== EXTRACTED ENTRIES
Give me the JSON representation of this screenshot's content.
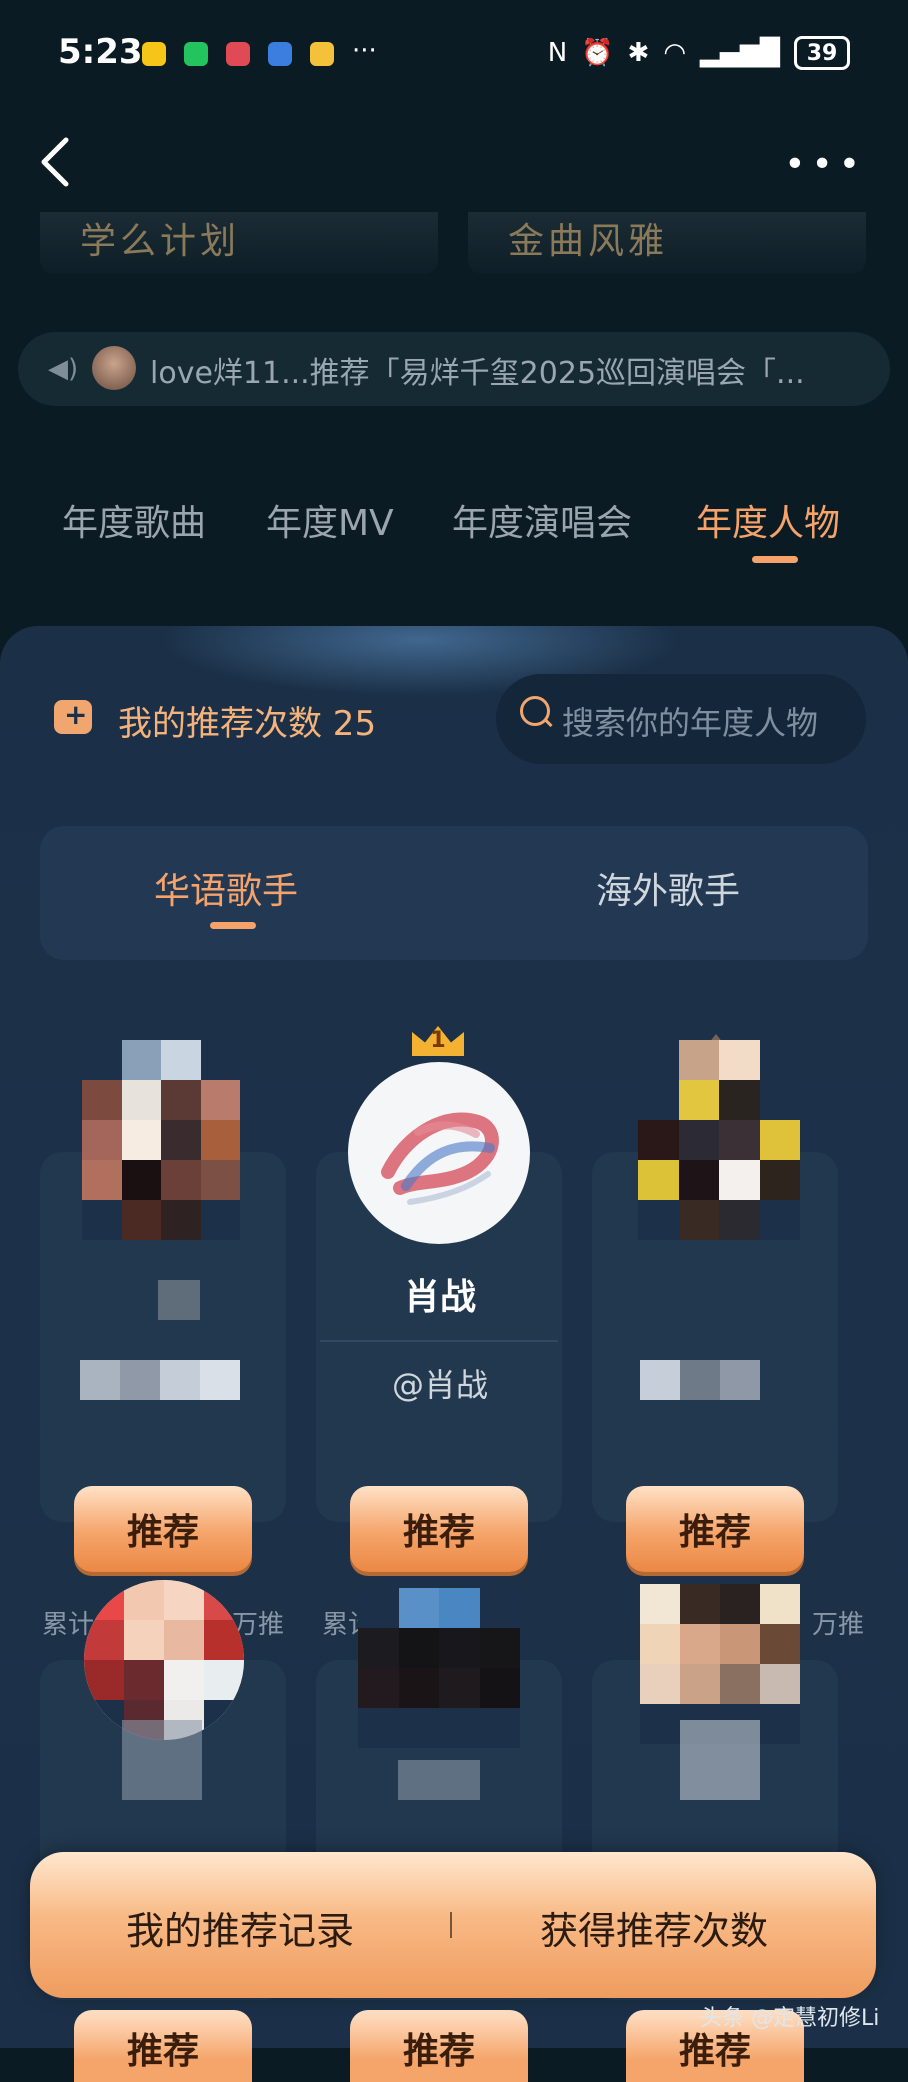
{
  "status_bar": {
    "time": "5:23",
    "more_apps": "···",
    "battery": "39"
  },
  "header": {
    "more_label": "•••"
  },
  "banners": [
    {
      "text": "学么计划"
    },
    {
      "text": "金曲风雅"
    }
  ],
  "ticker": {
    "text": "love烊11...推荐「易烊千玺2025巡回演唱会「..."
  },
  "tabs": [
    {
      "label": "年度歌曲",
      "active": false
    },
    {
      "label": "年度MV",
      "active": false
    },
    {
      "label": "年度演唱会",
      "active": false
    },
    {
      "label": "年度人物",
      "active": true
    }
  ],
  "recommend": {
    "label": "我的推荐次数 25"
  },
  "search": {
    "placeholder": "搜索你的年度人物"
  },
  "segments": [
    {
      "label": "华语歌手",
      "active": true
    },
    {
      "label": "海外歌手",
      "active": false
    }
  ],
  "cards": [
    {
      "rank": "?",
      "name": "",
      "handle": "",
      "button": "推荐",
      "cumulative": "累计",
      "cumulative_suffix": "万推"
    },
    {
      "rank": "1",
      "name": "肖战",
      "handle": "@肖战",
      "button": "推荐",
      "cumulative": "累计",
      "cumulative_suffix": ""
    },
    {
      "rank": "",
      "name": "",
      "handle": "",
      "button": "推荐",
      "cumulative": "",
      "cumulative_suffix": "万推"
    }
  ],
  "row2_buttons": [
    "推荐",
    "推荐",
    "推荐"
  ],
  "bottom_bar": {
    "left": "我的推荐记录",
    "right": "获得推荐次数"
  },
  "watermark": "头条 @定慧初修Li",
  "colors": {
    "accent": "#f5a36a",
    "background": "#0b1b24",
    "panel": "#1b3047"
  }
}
====
== EXTRACTED ENTRIES
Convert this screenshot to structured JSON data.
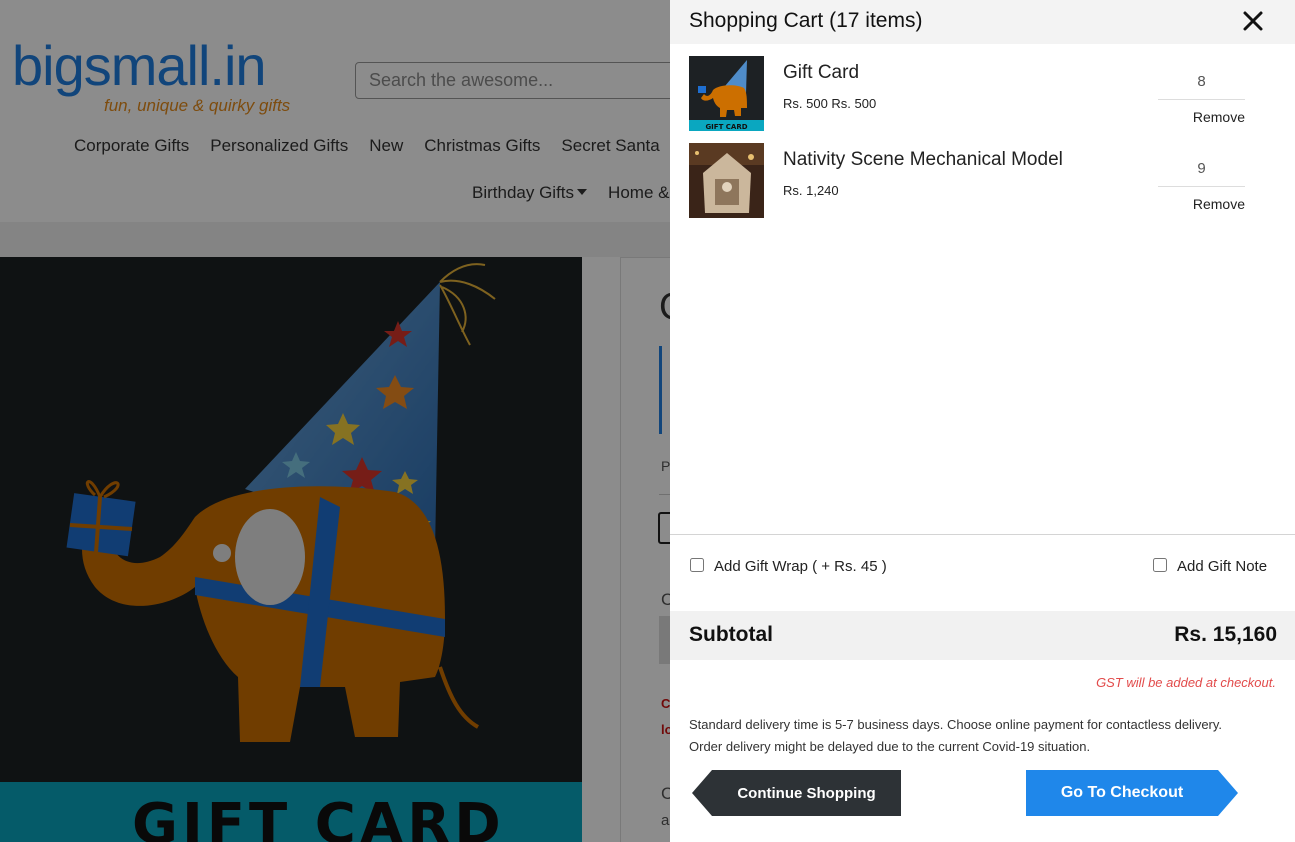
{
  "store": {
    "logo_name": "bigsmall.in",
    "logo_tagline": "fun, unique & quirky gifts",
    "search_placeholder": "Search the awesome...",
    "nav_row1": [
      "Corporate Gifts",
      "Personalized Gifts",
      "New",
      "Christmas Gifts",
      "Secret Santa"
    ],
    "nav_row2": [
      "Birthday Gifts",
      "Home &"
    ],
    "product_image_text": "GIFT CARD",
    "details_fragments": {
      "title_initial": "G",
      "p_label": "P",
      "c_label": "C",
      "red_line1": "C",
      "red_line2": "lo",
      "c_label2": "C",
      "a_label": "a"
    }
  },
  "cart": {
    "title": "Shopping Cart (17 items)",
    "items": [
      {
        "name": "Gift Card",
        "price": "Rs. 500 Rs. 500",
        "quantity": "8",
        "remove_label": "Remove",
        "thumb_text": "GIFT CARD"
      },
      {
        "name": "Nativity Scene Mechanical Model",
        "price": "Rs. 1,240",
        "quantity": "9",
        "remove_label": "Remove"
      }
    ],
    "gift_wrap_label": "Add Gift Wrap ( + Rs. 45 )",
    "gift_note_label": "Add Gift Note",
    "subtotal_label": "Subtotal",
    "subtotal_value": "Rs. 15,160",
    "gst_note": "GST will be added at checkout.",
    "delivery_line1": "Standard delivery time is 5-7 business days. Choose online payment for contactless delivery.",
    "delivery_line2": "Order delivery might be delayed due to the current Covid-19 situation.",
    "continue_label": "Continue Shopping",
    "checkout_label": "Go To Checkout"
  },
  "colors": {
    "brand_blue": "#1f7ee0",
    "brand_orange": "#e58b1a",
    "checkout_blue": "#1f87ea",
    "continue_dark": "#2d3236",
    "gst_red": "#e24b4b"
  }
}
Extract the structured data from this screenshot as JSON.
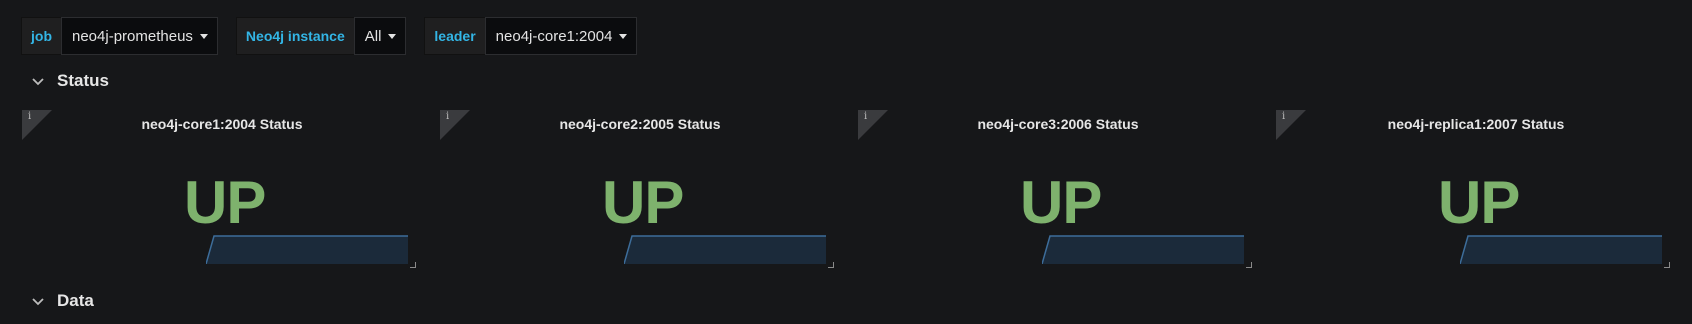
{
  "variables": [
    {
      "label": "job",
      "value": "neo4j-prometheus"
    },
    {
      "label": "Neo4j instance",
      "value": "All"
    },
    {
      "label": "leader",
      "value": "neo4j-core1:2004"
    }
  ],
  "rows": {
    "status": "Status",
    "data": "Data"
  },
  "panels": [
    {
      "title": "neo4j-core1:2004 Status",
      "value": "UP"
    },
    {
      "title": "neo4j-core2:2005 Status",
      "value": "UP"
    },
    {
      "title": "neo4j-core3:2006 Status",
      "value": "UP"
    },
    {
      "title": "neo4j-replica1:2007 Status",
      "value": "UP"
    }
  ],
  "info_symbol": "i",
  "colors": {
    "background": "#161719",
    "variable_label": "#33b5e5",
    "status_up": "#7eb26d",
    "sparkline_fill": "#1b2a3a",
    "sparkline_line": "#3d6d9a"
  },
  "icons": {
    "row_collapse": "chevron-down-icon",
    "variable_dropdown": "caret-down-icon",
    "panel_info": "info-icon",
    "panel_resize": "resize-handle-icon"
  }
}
====
== EXTRACTED ENTRIES
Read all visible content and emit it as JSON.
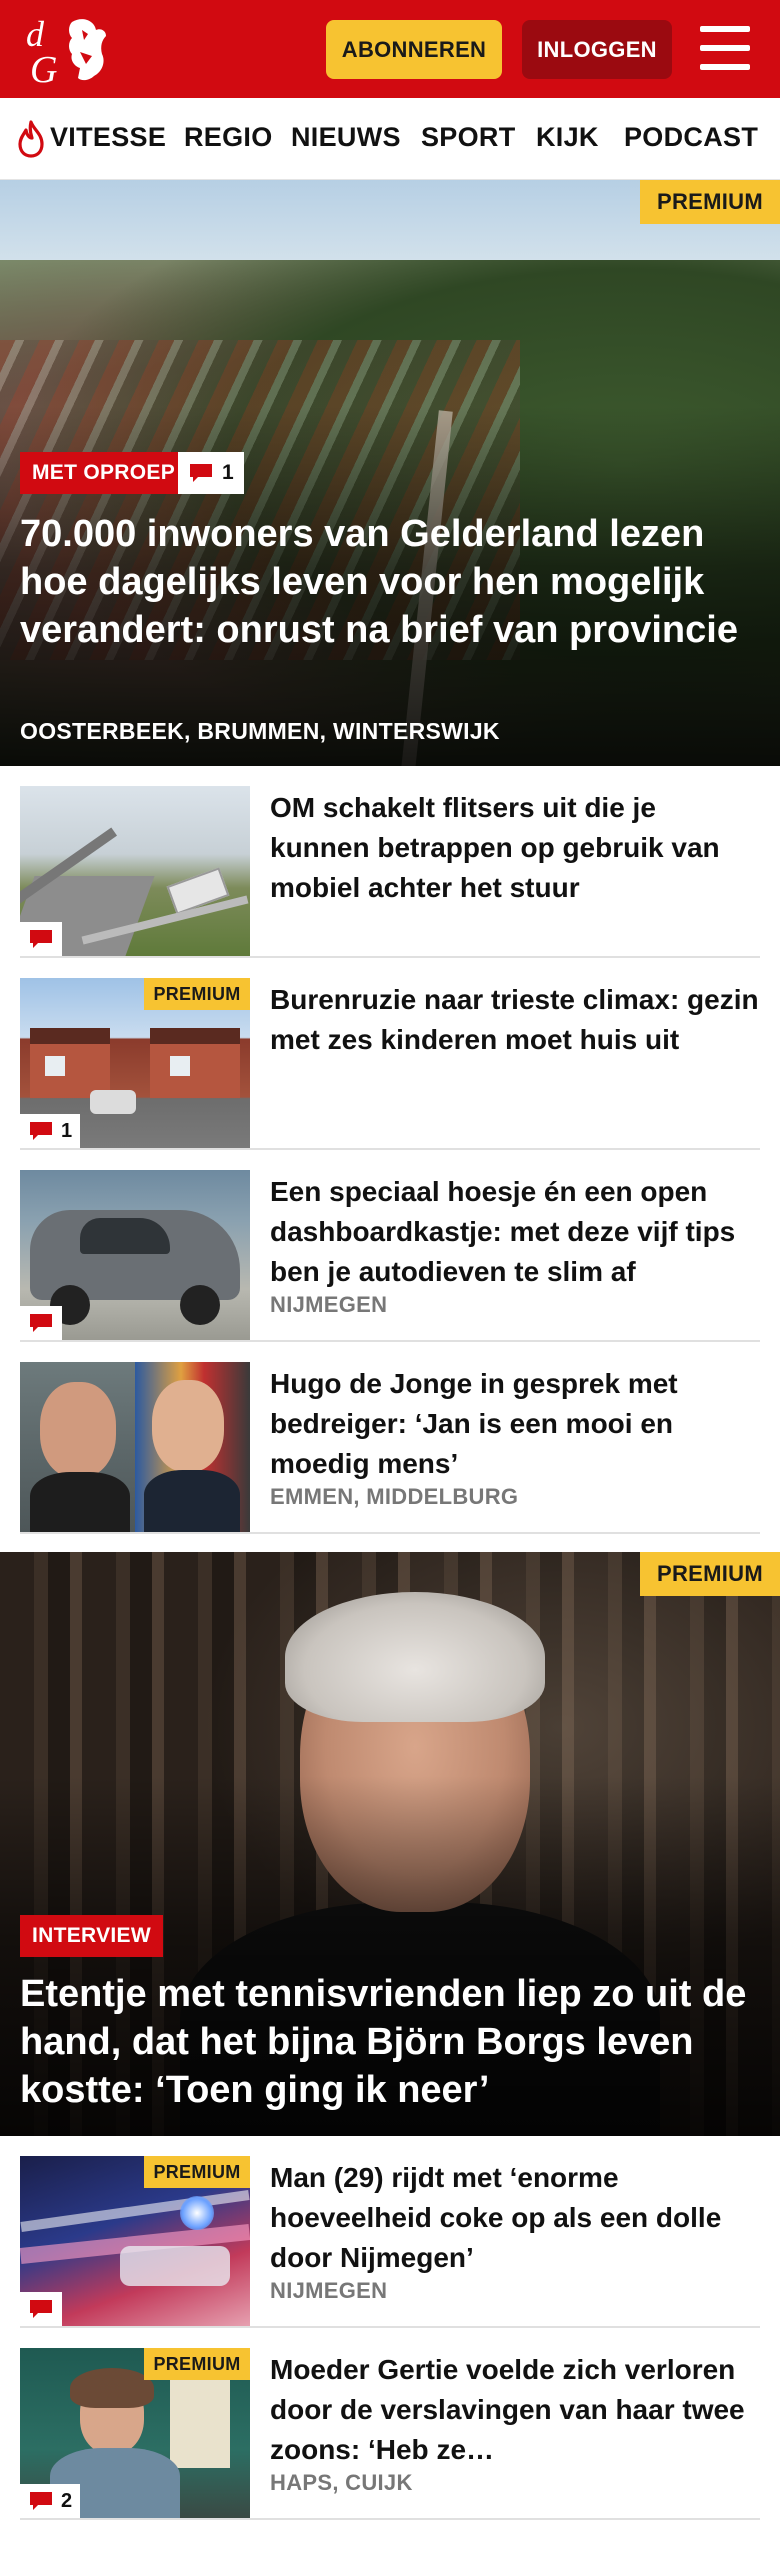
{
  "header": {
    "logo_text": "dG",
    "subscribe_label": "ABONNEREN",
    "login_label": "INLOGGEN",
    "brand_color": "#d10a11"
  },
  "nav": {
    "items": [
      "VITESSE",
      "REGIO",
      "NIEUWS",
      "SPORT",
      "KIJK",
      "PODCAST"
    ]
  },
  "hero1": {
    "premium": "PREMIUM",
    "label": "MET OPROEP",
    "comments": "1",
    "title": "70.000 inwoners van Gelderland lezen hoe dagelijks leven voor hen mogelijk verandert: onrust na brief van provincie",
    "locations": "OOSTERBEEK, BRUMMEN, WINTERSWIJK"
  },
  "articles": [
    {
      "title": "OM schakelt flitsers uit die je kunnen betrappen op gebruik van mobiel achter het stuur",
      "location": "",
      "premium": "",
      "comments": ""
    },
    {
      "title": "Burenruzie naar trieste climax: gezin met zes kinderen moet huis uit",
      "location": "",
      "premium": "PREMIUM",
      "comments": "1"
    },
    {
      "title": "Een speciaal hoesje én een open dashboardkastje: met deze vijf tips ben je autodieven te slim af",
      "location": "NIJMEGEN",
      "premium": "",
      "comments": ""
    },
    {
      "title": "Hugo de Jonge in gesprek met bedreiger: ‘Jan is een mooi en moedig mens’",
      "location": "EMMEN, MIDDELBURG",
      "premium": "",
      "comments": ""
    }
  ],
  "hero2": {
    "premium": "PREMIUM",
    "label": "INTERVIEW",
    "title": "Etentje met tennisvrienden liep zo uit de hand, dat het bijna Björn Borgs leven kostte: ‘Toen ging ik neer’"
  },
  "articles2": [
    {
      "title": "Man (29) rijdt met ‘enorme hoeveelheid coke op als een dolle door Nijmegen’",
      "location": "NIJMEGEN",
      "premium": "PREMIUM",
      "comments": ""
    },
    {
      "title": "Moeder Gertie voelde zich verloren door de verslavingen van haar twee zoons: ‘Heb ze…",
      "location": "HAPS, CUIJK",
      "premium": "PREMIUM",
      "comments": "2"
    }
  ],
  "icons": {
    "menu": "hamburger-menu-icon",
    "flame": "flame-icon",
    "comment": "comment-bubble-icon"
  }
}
====
**DIRECTION**
Pull every line containing "door" from the material above.

**SOLVED PROBLEM**
      "title": "Man (29) rijdt met ‘enorme hoeveelheid coke op als een dolle door Nijmegen’",
      "title": "Moeder Gertie voelde zich verloren door de verslavingen van haar twee zoons: ‘Heb ze…",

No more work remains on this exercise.